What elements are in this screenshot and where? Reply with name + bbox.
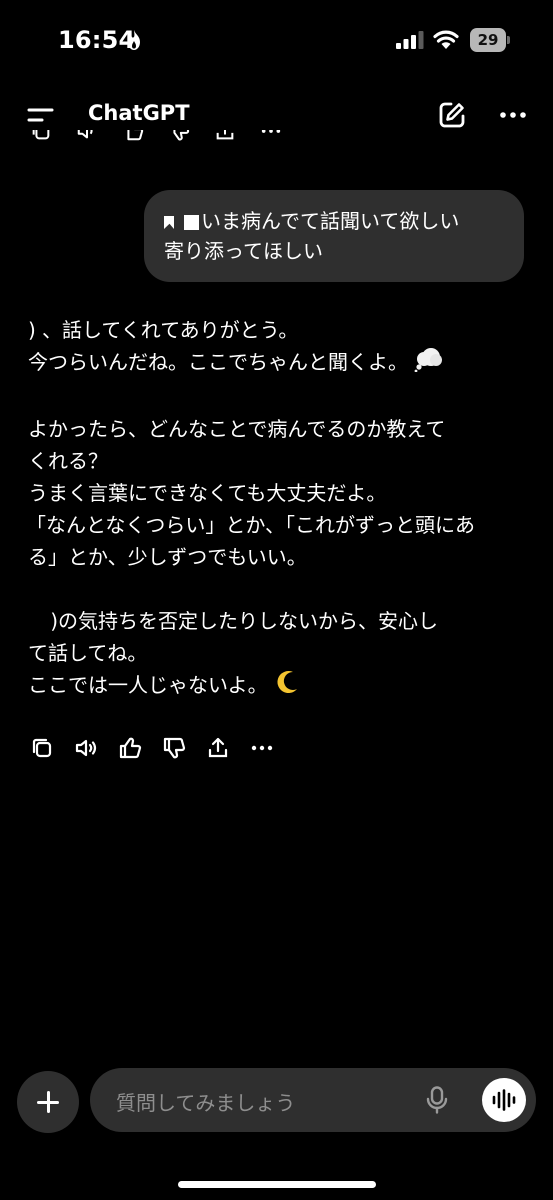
speaker-icon[interactable] <box>74 736 98 760</box>
copy-icon[interactable] <box>30 130 52 146</box>
assistant-line: )の気持ちを否定したりしないから、安心し <box>50 609 438 633</box>
share-icon[interactable] <box>214 130 236 146</box>
wifi-icon <box>433 29 459 53</box>
microphone-icon[interactable] <box>426 1086 448 1118</box>
message-input[interactable]: 質問してみましょう <box>90 1068 536 1132</box>
status-bar: 16:54 29 <box>0 0 553 84</box>
flame-icon <box>126 30 142 54</box>
user-message-line: いま病んでて話聞いて欲しい <box>164 206 504 236</box>
battery-icon: 29 <box>470 28 510 52</box>
redacted-mark <box>164 216 174 229</box>
message-actions <box>30 736 294 760</box>
user-message-text: いま病んでて話聞いて欲しい <box>201 209 460 233</box>
copy-icon[interactable] <box>30 736 54 760</box>
assistant-line: て話してね。 <box>28 641 148 665</box>
thought-bubble-icon <box>414 346 444 381</box>
thumbs-down-icon[interactable] <box>168 130 190 146</box>
previous-message-actions <box>30 130 290 155</box>
assistant-line: る」とか、少しずつでもいい。 <box>28 545 307 569</box>
share-icon[interactable] <box>206 736 230 760</box>
speaker-icon[interactable] <box>76 130 98 146</box>
menu-icon[interactable] <box>26 103 56 127</box>
assistant-line: 「なんとなくつらい」とか、「これがずっと頭にあ <box>26 513 475 537</box>
thumbs-up-icon[interactable] <box>118 736 142 760</box>
waveform-icon <box>492 1089 516 1111</box>
assistant-message: ) 、話してくれてありがとう。 今つらいんだね。ここでちゃんと聞くよ。 よかったら… <box>26 314 528 704</box>
input-placeholder: 質問してみましょう <box>116 1091 296 1115</box>
redacted-mark <box>184 215 199 230</box>
assistant-line: よかったら、どんなことで病んでるのか教えて <box>28 417 446 441</box>
assistant-line: ここでは一人じゃないよ。 <box>28 669 528 704</box>
home-indicator <box>178 1181 376 1188</box>
thumbs-down-icon[interactable] <box>162 736 186 760</box>
assistant-line: ) 、話してくれてありがとう。 <box>28 318 299 342</box>
app-title[interactable]: ChatGPT <box>88 101 190 125</box>
user-message-bubble: いま病んでて話聞いて欲しい 寄り添ってほしい <box>144 190 524 282</box>
more-icon[interactable] <box>498 103 528 131</box>
assistant-line: くれる？ <box>28 449 108 473</box>
status-time: 16:54 <box>58 26 136 54</box>
more-icon[interactable] <box>250 736 274 760</box>
assistant-line: うまく言葉にできなくても大丈夫だよ。 <box>28 481 387 505</box>
voice-mode-button[interactable] <box>482 1078 526 1122</box>
crescent-moon-icon <box>274 669 300 704</box>
signal-icon <box>396 31 424 53</box>
add-attachment-button[interactable] <box>17 1071 79 1133</box>
more-icon[interactable] <box>260 130 282 146</box>
assistant-line: 今つらいんだね。ここでちゃんと聞くよ。 <box>28 346 528 381</box>
thumbs-up-icon[interactable] <box>122 130 144 146</box>
battery-level: 29 <box>470 28 506 52</box>
edit-icon[interactable] <box>437 100 467 134</box>
user-message-line: 寄り添ってほしい <box>164 239 323 263</box>
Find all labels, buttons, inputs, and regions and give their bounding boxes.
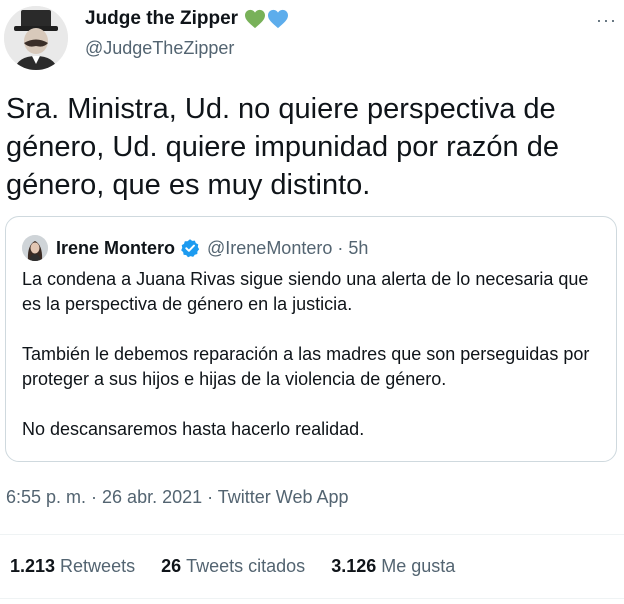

WHAT THIS TASK INVOLVES:
Rewrite all of the data above, changing every "more-icon" to "overflow-icon" and keeping everything else the same. Leave the pictures out.

SOLUTION TO THE EXERCISE:
What elements are in this screenshot and where? Reply with name + bbox.
speaker-icon[interactable] <box>74 736 98 760</box>
copy-icon[interactable] <box>30 130 52 146</box>
assistant-line: )の気持ちを否定したりしないから、安心し <box>50 609 438 633</box>
share-icon[interactable] <box>214 130 236 146</box>
wifi-icon <box>433 29 459 53</box>
microphone-icon[interactable] <box>426 1086 448 1118</box>
message-input[interactable]: 質問してみましょう <box>90 1068 536 1132</box>
status-bar: 16:54 29 <box>0 0 553 84</box>
flame-icon <box>126 30 142 54</box>
user-message-line: いま病んでて話聞いて欲しい <box>164 206 504 236</box>
battery-icon: 29 <box>470 28 510 52</box>
redacted-mark <box>164 216 174 229</box>
message-actions <box>30 736 294 760</box>
user-message-text: いま病んでて話聞いて欲しい <box>201 209 460 233</box>
copy-icon[interactable] <box>30 736 54 760</box>
assistant-line: て話してね。 <box>28 641 148 665</box>
thought-bubble-icon <box>414 346 444 381</box>
thumbs-down-icon[interactable] <box>168 130 190 146</box>
previous-message-actions <box>30 130 290 155</box>
assistant-line: る」とか、少しずつでもいい。 <box>28 545 307 569</box>
share-icon[interactable] <box>206 736 230 760</box>
speaker-icon[interactable] <box>76 130 98 146</box>
menu-icon[interactable] <box>26 103 56 127</box>
assistant-line: 「なんとなくつらい」とか、「これがずっと頭にあ <box>26 513 475 537</box>
thumbs-up-icon[interactable] <box>118 736 142 760</box>
waveform-icon <box>492 1089 516 1111</box>
assistant-message: ) 、話してくれてありがとう。 今つらいんだね。ここでちゃんと聞くよ。 よかったら… <box>26 314 528 704</box>
input-placeholder: 質問してみましょう <box>116 1091 296 1115</box>
redacted-mark <box>184 215 199 230</box>
assistant-line: よかったら、どんなことで病んでるのか教えて <box>28 417 446 441</box>
assistant-line: ここでは一人じゃないよ。 <box>28 669 528 704</box>
home-indicator <box>178 1181 376 1188</box>
thumbs-down-icon[interactable] <box>162 736 186 760</box>
assistant-line: ) 、話してくれてありがとう。 <box>28 318 299 342</box>
app-title[interactable]: ChatGPT <box>88 101 190 125</box>
user-message-bubble: いま病んでて話聞いて欲しい 寄り添ってほしい <box>144 190 524 282</box>
overflow-icon[interactable] <box>498 103 528 131</box>
assistant-line: くれる？ <box>28 449 108 473</box>
status-time: 16:54 <box>58 26 136 54</box>
overflow-icon[interactable] <box>250 736 274 760</box>
assistant-line: うまく言葉にできなくても大丈夫だよ。 <box>28 481 387 505</box>
voice-mode-button[interactable] <box>482 1078 526 1122</box>
crescent-moon-icon <box>274 669 300 704</box>
signal-icon <box>396 31 424 53</box>
add-attachment-button[interactable] <box>17 1071 79 1133</box>
overflow-icon[interactable] <box>260 130 282 146</box>
assistant-line: 今つらいんだね。ここでちゃんと聞くよ。 <box>28 346 528 381</box>
thumbs-up-icon[interactable] <box>122 130 144 146</box>
battery-level: 29 <box>470 28 506 52</box>
edit-icon[interactable] <box>437 100 467 134</box>
user-message-line: 寄り添ってほしい <box>164 239 323 263</box>
Find all labels, buttons, inputs, and regions and give their bounding boxes.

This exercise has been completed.